= Beginning of Section =
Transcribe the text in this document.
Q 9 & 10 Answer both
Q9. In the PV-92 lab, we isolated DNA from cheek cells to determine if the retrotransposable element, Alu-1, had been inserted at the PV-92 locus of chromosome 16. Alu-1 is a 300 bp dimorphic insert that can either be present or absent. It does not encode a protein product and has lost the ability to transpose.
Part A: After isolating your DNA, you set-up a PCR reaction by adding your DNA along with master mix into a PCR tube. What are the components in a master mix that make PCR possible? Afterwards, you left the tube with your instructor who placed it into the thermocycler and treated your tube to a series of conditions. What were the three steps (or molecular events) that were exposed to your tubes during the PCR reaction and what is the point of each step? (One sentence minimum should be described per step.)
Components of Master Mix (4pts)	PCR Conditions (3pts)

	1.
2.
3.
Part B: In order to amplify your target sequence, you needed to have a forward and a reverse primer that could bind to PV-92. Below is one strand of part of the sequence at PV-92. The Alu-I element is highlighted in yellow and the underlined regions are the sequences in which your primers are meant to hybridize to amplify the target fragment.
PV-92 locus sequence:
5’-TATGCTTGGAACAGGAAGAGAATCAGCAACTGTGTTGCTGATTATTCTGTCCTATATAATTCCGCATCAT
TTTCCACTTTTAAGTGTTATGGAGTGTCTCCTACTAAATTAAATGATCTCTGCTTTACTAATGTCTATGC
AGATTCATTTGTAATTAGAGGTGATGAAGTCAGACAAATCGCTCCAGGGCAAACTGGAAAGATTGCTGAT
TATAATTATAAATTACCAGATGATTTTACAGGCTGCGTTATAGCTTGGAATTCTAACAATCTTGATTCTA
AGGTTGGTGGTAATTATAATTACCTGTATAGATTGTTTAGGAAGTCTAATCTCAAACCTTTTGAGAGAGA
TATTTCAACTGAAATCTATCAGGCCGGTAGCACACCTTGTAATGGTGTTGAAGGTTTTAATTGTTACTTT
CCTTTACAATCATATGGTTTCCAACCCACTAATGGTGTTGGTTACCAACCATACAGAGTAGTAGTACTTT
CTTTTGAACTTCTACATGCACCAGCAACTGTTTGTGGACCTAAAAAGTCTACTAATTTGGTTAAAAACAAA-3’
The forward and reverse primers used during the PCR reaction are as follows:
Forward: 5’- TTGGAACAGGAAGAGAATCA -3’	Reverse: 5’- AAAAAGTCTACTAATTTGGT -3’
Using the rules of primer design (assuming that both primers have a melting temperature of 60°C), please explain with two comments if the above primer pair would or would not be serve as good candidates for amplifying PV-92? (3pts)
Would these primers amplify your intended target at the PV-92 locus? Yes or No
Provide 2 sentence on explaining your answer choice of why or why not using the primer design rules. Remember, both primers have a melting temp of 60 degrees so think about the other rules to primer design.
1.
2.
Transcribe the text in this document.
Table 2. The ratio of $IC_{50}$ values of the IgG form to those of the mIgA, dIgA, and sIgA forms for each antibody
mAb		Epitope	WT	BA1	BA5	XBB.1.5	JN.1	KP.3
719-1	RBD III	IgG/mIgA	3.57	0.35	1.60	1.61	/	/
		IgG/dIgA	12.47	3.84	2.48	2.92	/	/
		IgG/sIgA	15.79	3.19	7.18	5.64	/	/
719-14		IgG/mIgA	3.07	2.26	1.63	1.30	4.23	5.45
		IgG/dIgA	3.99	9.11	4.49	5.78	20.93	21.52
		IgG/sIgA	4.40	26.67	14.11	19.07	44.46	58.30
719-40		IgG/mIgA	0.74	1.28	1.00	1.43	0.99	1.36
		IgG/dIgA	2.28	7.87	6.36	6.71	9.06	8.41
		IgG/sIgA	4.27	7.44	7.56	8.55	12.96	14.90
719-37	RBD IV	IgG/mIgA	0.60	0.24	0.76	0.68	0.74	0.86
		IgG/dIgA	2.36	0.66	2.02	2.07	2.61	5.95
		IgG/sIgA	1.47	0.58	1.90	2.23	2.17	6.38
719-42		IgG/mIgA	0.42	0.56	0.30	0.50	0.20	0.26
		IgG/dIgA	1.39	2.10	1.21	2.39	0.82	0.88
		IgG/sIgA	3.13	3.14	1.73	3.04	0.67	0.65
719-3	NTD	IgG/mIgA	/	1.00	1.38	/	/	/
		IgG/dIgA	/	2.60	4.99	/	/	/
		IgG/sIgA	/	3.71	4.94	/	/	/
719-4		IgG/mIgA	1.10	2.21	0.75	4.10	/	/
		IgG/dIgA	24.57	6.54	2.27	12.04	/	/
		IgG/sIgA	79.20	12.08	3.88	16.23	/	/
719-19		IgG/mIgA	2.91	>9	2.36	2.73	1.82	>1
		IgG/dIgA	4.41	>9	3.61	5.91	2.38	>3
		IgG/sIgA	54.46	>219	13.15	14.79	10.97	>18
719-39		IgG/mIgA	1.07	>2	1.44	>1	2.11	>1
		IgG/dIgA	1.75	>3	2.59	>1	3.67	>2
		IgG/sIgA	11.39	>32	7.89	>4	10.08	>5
= End of Section =
> _WHAT YOU ARE ASKED TO DO_
The answer must consist of every line above that contains the word "both".

> _REPLY_
Q 9 & 10 Answer both
Using the rules of primer design (assuming that both primers have a melting temperature of 60°C), please explain with two comments if the above primer pair would or would not be serve as good candidates for amplifying PV-92? (3pts)
Provide 2 sentence on explaining your answer choice of why or why not using the primer design rules. Remember, both primers have a melting temp of 60 degrees so think about the other rules to primer design.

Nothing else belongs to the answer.